**Brief**
Return every line below as is, leaving out the pictures.

[start of Listed records]

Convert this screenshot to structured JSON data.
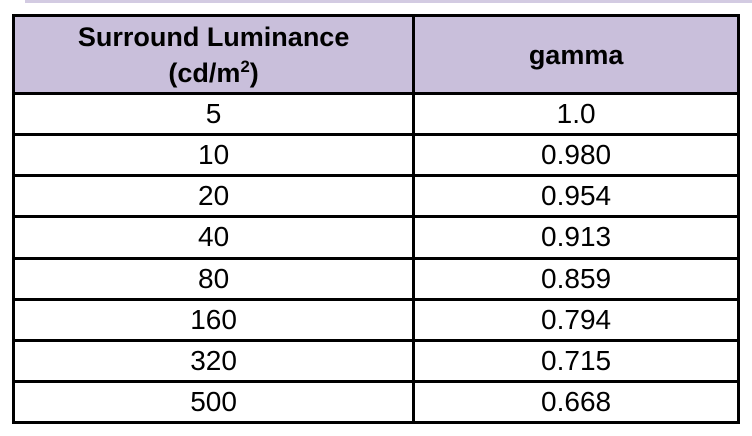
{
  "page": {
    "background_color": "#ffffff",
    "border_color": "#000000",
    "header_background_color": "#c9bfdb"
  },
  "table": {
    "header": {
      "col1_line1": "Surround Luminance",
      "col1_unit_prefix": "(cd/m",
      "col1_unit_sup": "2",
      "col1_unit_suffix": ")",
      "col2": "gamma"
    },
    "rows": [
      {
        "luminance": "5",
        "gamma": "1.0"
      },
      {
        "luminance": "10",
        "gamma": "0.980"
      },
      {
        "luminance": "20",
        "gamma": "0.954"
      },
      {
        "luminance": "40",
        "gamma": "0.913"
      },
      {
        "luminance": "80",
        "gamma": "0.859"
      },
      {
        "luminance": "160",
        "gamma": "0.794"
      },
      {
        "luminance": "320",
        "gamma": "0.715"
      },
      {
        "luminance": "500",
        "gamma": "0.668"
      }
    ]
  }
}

[end of Listed records]

**Response to this task**
Convert this screenshot to structured JSON data.
{
  "page": {
    "background_color": "#ffffff",
    "border_color": "#000000",
    "header_background_color": "#c9bfdb"
  },
  "table": {
    "header": {
      "col1_line1": "Surround Luminance",
      "col1_unit_prefix": "(cd/m",
      "col1_unit_sup": "2",
      "col1_unit_suffix": ")",
      "col2": "gamma"
    },
    "rows": [
      {
        "luminance": "5",
        "gamma": "1.0"
      },
      {
        "luminance": "10",
        "gamma": "0.980"
      },
      {
        "luminance": "20",
        "gamma": "0.954"
      },
      {
        "luminance": "40",
        "gamma": "0.913"
      },
      {
        "luminance": "80",
        "gamma": "0.859"
      },
      {
        "luminance": "160",
        "gamma": "0.794"
      },
      {
        "luminance": "320",
        "gamma": "0.715"
      },
      {
        "luminance": "500",
        "gamma": "0.668"
      }
    ]
  }
}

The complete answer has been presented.